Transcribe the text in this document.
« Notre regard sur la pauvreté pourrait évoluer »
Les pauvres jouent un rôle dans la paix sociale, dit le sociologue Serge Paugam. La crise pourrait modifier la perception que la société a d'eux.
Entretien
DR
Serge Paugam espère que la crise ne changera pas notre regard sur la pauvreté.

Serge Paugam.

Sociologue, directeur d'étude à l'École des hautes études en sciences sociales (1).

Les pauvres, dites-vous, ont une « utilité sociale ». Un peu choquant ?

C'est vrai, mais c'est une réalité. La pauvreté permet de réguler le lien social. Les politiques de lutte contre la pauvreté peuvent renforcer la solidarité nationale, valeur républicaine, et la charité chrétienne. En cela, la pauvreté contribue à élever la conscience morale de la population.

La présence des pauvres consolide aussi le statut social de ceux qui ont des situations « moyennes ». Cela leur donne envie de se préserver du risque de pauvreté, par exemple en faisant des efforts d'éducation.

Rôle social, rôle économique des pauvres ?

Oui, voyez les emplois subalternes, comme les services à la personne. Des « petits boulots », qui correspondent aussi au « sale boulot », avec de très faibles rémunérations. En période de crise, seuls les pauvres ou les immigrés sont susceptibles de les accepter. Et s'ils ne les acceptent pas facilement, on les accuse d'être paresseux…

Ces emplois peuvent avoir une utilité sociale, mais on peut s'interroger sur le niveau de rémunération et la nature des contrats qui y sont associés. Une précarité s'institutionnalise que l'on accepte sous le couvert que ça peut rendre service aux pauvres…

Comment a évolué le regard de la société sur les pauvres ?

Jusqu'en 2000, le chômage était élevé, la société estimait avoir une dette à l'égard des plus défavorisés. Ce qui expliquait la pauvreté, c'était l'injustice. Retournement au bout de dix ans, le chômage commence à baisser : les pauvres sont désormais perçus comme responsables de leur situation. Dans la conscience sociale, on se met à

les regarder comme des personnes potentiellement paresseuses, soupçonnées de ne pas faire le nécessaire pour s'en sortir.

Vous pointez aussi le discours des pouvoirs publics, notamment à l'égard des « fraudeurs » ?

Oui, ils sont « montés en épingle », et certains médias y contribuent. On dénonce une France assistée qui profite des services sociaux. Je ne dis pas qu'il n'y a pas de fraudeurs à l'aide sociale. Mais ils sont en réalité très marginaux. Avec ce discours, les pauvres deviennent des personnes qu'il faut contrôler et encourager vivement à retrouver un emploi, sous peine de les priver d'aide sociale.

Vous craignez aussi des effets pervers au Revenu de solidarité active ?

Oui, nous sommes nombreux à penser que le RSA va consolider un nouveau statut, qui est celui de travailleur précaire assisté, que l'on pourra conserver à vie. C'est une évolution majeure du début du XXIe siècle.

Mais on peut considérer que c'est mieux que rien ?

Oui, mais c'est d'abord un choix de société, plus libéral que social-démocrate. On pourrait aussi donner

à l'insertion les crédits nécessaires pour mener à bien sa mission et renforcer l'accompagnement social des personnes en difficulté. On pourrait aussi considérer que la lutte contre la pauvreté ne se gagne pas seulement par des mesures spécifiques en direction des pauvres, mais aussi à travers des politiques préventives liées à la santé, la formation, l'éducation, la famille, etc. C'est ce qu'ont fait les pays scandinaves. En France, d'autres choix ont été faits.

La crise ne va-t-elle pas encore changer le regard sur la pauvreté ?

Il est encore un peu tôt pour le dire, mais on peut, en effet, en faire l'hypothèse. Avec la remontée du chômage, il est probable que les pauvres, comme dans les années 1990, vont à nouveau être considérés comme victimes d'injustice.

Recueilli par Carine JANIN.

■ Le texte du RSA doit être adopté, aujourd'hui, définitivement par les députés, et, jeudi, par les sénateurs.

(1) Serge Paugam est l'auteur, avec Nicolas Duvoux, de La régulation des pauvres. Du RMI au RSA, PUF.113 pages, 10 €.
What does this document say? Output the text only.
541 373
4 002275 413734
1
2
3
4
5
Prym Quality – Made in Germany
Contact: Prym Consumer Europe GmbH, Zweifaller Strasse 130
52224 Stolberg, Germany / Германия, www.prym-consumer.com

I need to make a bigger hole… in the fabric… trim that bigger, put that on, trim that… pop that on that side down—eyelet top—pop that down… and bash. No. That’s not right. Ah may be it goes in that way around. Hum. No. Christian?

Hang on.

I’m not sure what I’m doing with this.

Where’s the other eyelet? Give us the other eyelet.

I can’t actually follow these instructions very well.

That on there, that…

Directive =>
Give the complete listing a second time, exactly as it reads.

Solution =>
Transcribe the text in this document.
« Notre regard sur la pauvreté pourrait évoluer »
Les pauvres jouent un rôle dans la paix sociale, dit le sociologue Serge Paugam. La crise pourrait modifier la perception que la société a d'eux.
Entretien
DR
Serge Paugam espère que la crise ne changera pas notre regard sur la pauvreté.

Serge Paugam.

Sociologue, directeur d'étude à l'École des hautes études en sciences sociales (1).

Les pauvres, dites-vous, ont une « utilité sociale ». Un peu choquant ?

C'est vrai, mais c'est une réalité. La pauvreté permet de réguler le lien social. Les politiques de lutte contre la pauvreté peuvent renforcer la solidarité nationale, valeur républicaine, et la charité chrétienne. En cela, la pauvreté contribue à élever la conscience morale de la population.

La présence des pauvres consolide aussi le statut social de ceux qui ont des situations « moyennes ». Cela leur donne envie de se préserver du risque de pauvreté, par exemple en faisant des efforts d'éducation.

Rôle social, rôle économique des pauvres ?

Oui, voyez les emplois subalternes, comme les services à la personne. Des « petits boulots », qui correspondent aussi au « sale boulot », avec de très faibles rémunérations. En période de crise, seuls les pauvres ou les immigrés sont susceptibles de les accepter. Et s'ils ne les acceptent pas facilement, on les accuse d'être paresseux…

Ces emplois peuvent avoir une utilité sociale, mais on peut s'interroger sur le niveau de rémunération et la nature des contrats qui y sont associés. Une précarité s'institutionnalise que l'on accepte sous le couvert que ça peut rendre service aux pauvres…

Comment a évolué le regard de la société sur les pauvres ?

Jusqu'en 2000, le chômage était élevé, la société estimait avoir une dette à l'égard des plus défavorisés. Ce qui expliquait la pauvreté, c'était l'injustice. Retournement au bout de dix ans, le chômage commence à baisser : les pauvres sont désormais perçus comme responsables de leur situation. Dans la conscience sociale, on se met à

les regarder comme des personnes potentiellement paresseuses, soupçonnées de ne pas faire le nécessaire pour s'en sortir.

Vous pointez aussi le discours des pouvoirs publics, notamment à l'égard des « fraudeurs » ?

Oui, ils sont « montés en épingle », et certains médias y contribuent. On dénonce une France assistée qui profite des services sociaux. Je ne dis pas qu'il n'y a pas de fraudeurs à l'aide sociale. Mais ils sont en réalité très marginaux. Avec ce discours, les pauvres deviennent des personnes qu'il faut contrôler et encourager vivement à retrouver un emploi, sous peine de les priver d'aide sociale.

Vous craignez aussi des effets pervers au Revenu de solidarité active ?

Oui, nous sommes nombreux à penser que le RSA va consolider un nouveau statut, qui est celui de travailleur précaire assisté, que l'on pourra conserver à vie. C'est une évolution majeure du début du XXIe siècle.

Mais on peut considérer que c'est mieux que rien ?

Oui, mais c'est d'abord un choix de société, plus libéral que social-démocrate. On pourrait aussi donner

à l'insertion les crédits nécessaires pour mener à bien sa mission et renforcer l'accompagnement social des personnes en difficulté. On pourrait aussi considérer que la lutte contre la pauvreté ne se gagne pas seulement par des mesures spécifiques en direction des pauvres, mais aussi à travers des politiques préventives liées à la santé, la formation, l'éducation, la famille, etc. C'est ce qu'ont fait les pays scandinaves. En France, d'autres choix ont été faits.

La crise ne va-t-elle pas encore changer le regard sur la pauvreté ?

Il est encore un peu tôt pour le dire, mais on peut, en effet, en faire l'hypothèse. Avec la remontée du chômage, il est probable que les pauvres, comme dans les années 1990, vont à nouveau être considérés comme victimes d'injustice.

Recueilli par Carine JANIN.

■ Le texte du RSA doit être adopté, aujourd'hui, définitivement par les députés, et, jeudi, par les sénateurs.

(1) Serge Paugam est l'auteur, avec Nicolas Duvoux, de La régulation des pauvres. Du RMI au RSA, PUF.113 pages, 10 €.
What does this document say? Output the text only.
541 373
4 002275 413734
1
2
3
4
5
Prym Quality – Made in Germany
Contact: Prym Consumer Europe GmbH, Zweifaller Strasse 130
52224 Stolberg, Germany / Германия, www.prym-consumer.com

I need to make a bigger hole… in the fabric… trim that bigger, put that on, trim that… pop that on that side down—eyelet top—pop that down… and bash. No. That’s not right. Ah may be it goes in that way around. Hum. No. Christian?

Hang on.

I’m not sure what I’m doing with this.

Where’s the other eyelet? Give us the other eyelet.

I can’t actually follow these instructions very well.

That on there, that…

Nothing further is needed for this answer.